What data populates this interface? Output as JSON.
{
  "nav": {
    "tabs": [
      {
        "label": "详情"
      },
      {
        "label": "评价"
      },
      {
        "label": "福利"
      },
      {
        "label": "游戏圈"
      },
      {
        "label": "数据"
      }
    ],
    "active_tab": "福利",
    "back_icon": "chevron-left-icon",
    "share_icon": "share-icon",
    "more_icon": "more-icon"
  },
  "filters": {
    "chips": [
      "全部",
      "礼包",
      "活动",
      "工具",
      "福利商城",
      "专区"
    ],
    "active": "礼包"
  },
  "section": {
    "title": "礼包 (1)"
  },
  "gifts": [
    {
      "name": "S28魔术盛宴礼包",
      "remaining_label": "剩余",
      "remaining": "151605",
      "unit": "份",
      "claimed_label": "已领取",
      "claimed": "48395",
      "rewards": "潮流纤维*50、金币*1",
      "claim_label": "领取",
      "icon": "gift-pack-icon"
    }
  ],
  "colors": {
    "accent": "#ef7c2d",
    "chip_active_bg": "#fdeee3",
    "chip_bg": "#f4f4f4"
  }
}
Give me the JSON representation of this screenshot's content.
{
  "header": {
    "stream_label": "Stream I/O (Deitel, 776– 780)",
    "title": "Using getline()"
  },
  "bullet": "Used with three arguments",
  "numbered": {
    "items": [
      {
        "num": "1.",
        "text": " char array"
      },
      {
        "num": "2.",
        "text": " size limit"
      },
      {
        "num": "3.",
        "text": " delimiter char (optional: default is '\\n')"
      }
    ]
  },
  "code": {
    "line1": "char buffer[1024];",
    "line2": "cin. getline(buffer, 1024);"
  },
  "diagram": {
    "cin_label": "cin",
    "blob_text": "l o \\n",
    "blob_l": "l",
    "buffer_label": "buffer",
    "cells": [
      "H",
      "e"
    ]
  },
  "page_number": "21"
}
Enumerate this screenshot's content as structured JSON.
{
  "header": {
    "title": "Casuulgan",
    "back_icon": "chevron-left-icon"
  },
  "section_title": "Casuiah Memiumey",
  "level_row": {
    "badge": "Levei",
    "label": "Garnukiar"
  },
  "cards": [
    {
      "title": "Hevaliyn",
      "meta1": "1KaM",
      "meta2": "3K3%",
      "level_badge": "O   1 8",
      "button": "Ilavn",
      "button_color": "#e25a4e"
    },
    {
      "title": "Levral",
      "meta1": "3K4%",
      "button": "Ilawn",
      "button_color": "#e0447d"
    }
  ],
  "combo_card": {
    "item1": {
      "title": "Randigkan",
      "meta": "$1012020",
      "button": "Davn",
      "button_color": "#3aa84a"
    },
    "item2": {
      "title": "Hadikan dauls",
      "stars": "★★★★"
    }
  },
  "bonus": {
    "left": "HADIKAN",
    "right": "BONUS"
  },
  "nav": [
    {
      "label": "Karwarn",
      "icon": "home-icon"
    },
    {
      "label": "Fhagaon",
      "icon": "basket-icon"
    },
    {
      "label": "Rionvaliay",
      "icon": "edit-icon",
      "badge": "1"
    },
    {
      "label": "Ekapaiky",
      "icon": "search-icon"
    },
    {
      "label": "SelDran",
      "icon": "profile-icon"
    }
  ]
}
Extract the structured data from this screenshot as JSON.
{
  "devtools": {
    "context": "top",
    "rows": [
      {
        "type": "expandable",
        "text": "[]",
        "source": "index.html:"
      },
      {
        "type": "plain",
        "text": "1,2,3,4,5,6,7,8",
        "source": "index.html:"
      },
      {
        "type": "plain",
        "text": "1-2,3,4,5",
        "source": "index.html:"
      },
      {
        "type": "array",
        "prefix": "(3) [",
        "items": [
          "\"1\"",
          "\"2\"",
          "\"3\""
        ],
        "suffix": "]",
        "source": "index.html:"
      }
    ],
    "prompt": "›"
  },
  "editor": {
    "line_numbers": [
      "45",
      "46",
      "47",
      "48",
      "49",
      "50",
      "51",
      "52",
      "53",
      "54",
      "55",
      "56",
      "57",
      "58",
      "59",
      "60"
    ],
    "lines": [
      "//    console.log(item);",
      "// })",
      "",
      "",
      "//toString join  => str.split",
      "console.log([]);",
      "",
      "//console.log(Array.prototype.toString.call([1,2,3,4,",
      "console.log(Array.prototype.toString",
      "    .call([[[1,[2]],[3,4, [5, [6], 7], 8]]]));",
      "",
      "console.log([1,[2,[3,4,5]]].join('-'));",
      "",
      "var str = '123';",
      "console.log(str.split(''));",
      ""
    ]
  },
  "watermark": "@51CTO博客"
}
──────────────────────────────
### Work to be completed
Exactly as shown above, return every record.

### Reply
What data populates this interface? Output as JSON.
{
  "nav": {
    "tabs": [
      {
        "label": "详情"
      },
      {
        "label": "评价"
      },
      {
        "label": "福利"
      },
      {
        "label": "游戏圈"
      },
      {
        "label": "数据"
      }
    ],
    "active_tab": "福利",
    "back_icon": "chevron-left-icon",
    "share_icon": "share-icon",
    "more_icon": "more-icon"
  },
  "filters": {
    "chips": [
      "全部",
      "礼包",
      "活动",
      "工具",
      "福利商城",
      "专区"
    ],
    "active": "礼包"
  },
  "section": {
    "title": "礼包 (1)"
  },
  "gifts": [
    {
      "name": "S28魔术盛宴礼包",
      "remaining_label": "剩余",
      "remaining": "151605",
      "unit": "份",
      "claimed_label": "已领取",
      "claimed": "48395",
      "rewards": "潮流纤维*50、金币*1",
      "claim_label": "领取",
      "icon": "gift-pack-icon"
    }
  ],
  "colors": {
    "accent": "#ef7c2d",
    "chip_active_bg": "#fdeee3",
    "chip_bg": "#f4f4f4"
  }
}
Give me the JSON representation of this screenshot's content.
{
  "header": {
    "stream_label": "Stream I/O (Deitel, 776– 780)",
    "title": "Using getline()"
  },
  "bullet": "Used with three arguments",
  "numbered": {
    "items": [
      {
        "num": "1.",
        "text": " char array"
      },
      {
        "num": "2.",
        "text": " size limit"
      },
      {
        "num": "3.",
        "text": " delimiter char (optional: default is '\\n')"
      }
    ]
  },
  "code": {
    "line1": "char buffer[1024];",
    "line2": "cin. getline(buffer, 1024);"
  },
  "diagram": {
    "cin_label": "cin",
    "blob_text": "l o \\n",
    "blob_l": "l",
    "buffer_label": "buffer",
    "cells": [
      "H",
      "e"
    ]
  },
  "page_number": "21"
}
Enumerate this screenshot's content as structured JSON.
{
  "header": {
    "title": "Casuulgan",
    "back_icon": "chevron-left-icon"
  },
  "section_title": "Casuiah Memiumey",
  "level_row": {
    "badge": "Levei",
    "label": "Garnukiar"
  },
  "cards": [
    {
      "title": "Hevaliyn",
      "meta1": "1KaM",
      "meta2": "3K3%",
      "level_badge": "O   1 8",
      "button": "Ilavn",
      "button_color": "#e25a4e"
    },
    {
      "title": "Levral",
      "meta1": "3K4%",
      "button": "Ilawn",
      "button_color": "#e0447d"
    }
  ],
  "combo_card": {
    "item1": {
      "title": "Randigkan",
      "meta": "$1012020",
      "button": "Davn",
      "button_color": "#3aa84a"
    },
    "item2": {
      "title": "Hadikan dauls",
      "stars": "★★★★"
    }
  },
  "bonus": {
    "left": "HADIKAN",
    "right": "BONUS"
  },
  "nav": [
    {
      "label": "Karwarn",
      "icon": "home-icon"
    },
    {
      "label": "Fhagaon",
      "icon": "basket-icon"
    },
    {
      "label": "Rionvaliay",
      "icon": "edit-icon",
      "badge": "1"
    },
    {
      "label": "Ekapaiky",
      "icon": "search-icon"
    },
    {
      "label": "SelDran",
      "icon": "profile-icon"
    }
  ]
}
Extract the structured data from this screenshot as JSON.
{
  "devtools": {
    "context": "top",
    "rows": [
      {
        "type": "expandable",
        "text": "[]",
        "source": "index.html:"
      },
      {
        "type": "plain",
        "text": "1,2,3,4,5,6,7,8",
        "source": "index.html:"
      },
      {
        "type": "plain",
        "text": "1-2,3,4,5",
        "source": "index.html:"
      },
      {
        "type": "array",
        "prefix": "(3) [",
        "items": [
          "\"1\"",
          "\"2\"",
          "\"3\""
        ],
        "suffix": "]",
        "source": "index.html:"
      }
    ],
    "prompt": "›"
  },
  "editor": {
    "line_numbers": [
      "45",
      "46",
      "47",
      "48",
      "49",
      "50",
      "51",
      "52",
      "53",
      "54",
      "55",
      "56",
      "57",
      "58",
      "59",
      "60"
    ],
    "lines": [
      "//    console.log(item);",
      "// })",
      "",
      "",
      "//toString join  => str.split",
      "console.log([]);",
      "",
      "//console.log(Array.prototype.toString.call([1,2,3,4,",
      "console.log(Array.prototype.toString",
      "    .call([[[1,[2]],[3,4, [5, [6], 7], 8]]]));",
      "",
      "console.log([1,[2,[3,4,5]]].join('-'));",
      "",
      "var str = '123';",
      "console.log(str.split(''));",
      ""
    ]
  },
  "watermark": "@51CTO博客"
}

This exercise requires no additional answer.